Find each line containing the word "SDTVAR" and report how many there are. Add nothing else.

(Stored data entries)
···
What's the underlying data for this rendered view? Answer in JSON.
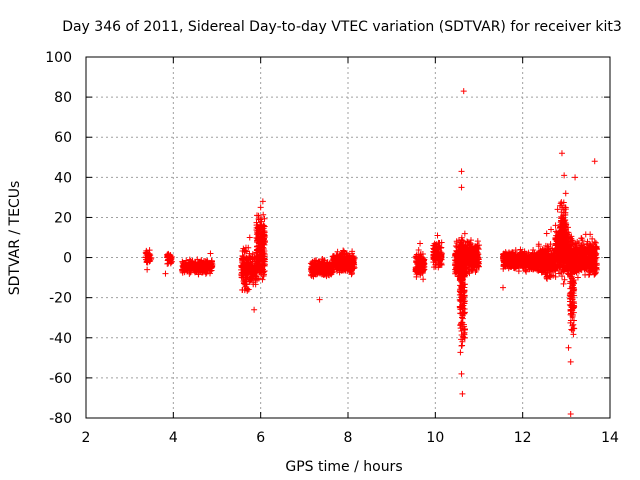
{
  "chart_data": {
    "type": "scatter",
    "title": "Day 346 of 2011, Sidereal Day-to-day VTEC variation (SDTVAR) for receiver kit3",
    "xlabel": "GPS time / hours",
    "ylabel": "SDTVAR / TECUs",
    "xlim": [
      2,
      14
    ],
    "ylim": [
      -80,
      100
    ],
    "xticks": [
      2,
      4,
      6,
      8,
      10,
      12,
      14
    ],
    "yticks": [
      -80,
      -60,
      -40,
      -20,
      0,
      20,
      40,
      60,
      80,
      100
    ],
    "grid": true,
    "marker": "+",
    "color": "#ff0000",
    "clusters": [
      {
        "x0": 3.35,
        "x1": 3.5,
        "y_lo": -5,
        "y_hi": 5,
        "density": 40
      },
      {
        "x0": 3.85,
        "x1": 3.97,
        "y_lo": -4,
        "y_hi": 3,
        "density": 40
      },
      {
        "x0": 4.2,
        "x1": 4.9,
        "y_lo": -9,
        "y_hi": 0,
        "density": 280
      },
      {
        "x0": 5.55,
        "x1": 5.75,
        "y_lo": -20,
        "y_hi": 8,
        "density": 120
      },
      {
        "x0": 5.75,
        "x1": 5.9,
        "y_lo": -16,
        "y_hi": 3,
        "density": 80
      },
      {
        "x0": 5.9,
        "x1": 6.1,
        "y_lo": -20,
        "y_hi": 27,
        "density": 220
      },
      {
        "x0": 7.15,
        "x1": 7.65,
        "y_lo": -11,
        "y_hi": 0,
        "density": 260
      },
      {
        "x0": 7.65,
        "x1": 8.15,
        "y_lo": -10,
        "y_hi": 5,
        "density": 280
      },
      {
        "x0": 9.55,
        "x1": 9.75,
        "y_lo": -12,
        "y_hi": 6,
        "density": 120
      },
      {
        "x0": 9.95,
        "x1": 10.15,
        "y_lo": -7,
        "y_hi": 9,
        "density": 120
      },
      {
        "x0": 10.45,
        "x1": 10.72,
        "y_lo": -13,
        "y_hi": 12,
        "density": 240
      },
      {
        "x0": 10.72,
        "x1": 11.0,
        "y_lo": -10,
        "y_hi": 10,
        "density": 200
      },
      {
        "x0": 10.56,
        "x1": 10.68,
        "y_lo": -55,
        "y_hi": 20,
        "density": 160
      },
      {
        "x0": 11.55,
        "x1": 12.35,
        "y_lo": -8,
        "y_hi": 5,
        "density": 520
      },
      {
        "x0": 12.35,
        "x1": 12.75,
        "y_lo": -12,
        "y_hi": 8,
        "density": 280
      },
      {
        "x0": 12.75,
        "x1": 13.05,
        "y_lo": -12,
        "y_hi": 18,
        "density": 300
      },
      {
        "x0": 12.85,
        "x1": 13.0,
        "y_lo": -15,
        "y_hi": 35,
        "density": 160
      },
      {
        "x0": 13.05,
        "x1": 13.4,
        "y_lo": -12,
        "y_hi": 12,
        "density": 280
      },
      {
        "x0": 13.4,
        "x1": 13.7,
        "y_lo": -12,
        "y_hi": 12,
        "density": 240
      },
      {
        "x0": 13.08,
        "x1": 13.18,
        "y_lo": -50,
        "y_hi": 20,
        "density": 100
      }
    ],
    "outliers": [
      {
        "x": 10.65,
        "y": 83
      },
      {
        "x": 10.6,
        "y": 43
      },
      {
        "x": 10.6,
        "y": 35
      },
      {
        "x": 10.62,
        "y": -68
      },
      {
        "x": 10.6,
        "y": -58
      },
      {
        "x": 10.62,
        "y": -42
      },
      {
        "x": 13.65,
        "y": 48
      },
      {
        "x": 12.9,
        "y": 52
      },
      {
        "x": 13.1,
        "y": -78
      },
      {
        "x": 13.1,
        "y": -52
      },
      {
        "x": 13.05,
        "y": -45
      },
      {
        "x": 7.35,
        "y": -21
      },
      {
        "x": 5.85,
        "y": -26
      },
      {
        "x": 5.75,
        "y": 10
      },
      {
        "x": 3.82,
        "y": -8
      },
      {
        "x": 3.4,
        "y": -6
      },
      {
        "x": 4.85,
        "y": 2
      },
      {
        "x": 11.55,
        "y": -15
      },
      {
        "x": 12.65,
        "y": 14
      },
      {
        "x": 12.55,
        "y": 12
      },
      {
        "x": 12.8,
        "y": 24
      },
      {
        "x": 13.2,
        "y": 40
      },
      {
        "x": 9.65,
        "y": 7
      },
      {
        "x": 10.05,
        "y": 11
      },
      {
        "x": 12.95,
        "y": 41
      },
      {
        "x": 6.05,
        "y": 28
      },
      {
        "x": 6.0,
        "y": 25
      }
    ]
  }
}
···
SOLUTION TO THE PROBLEM:
2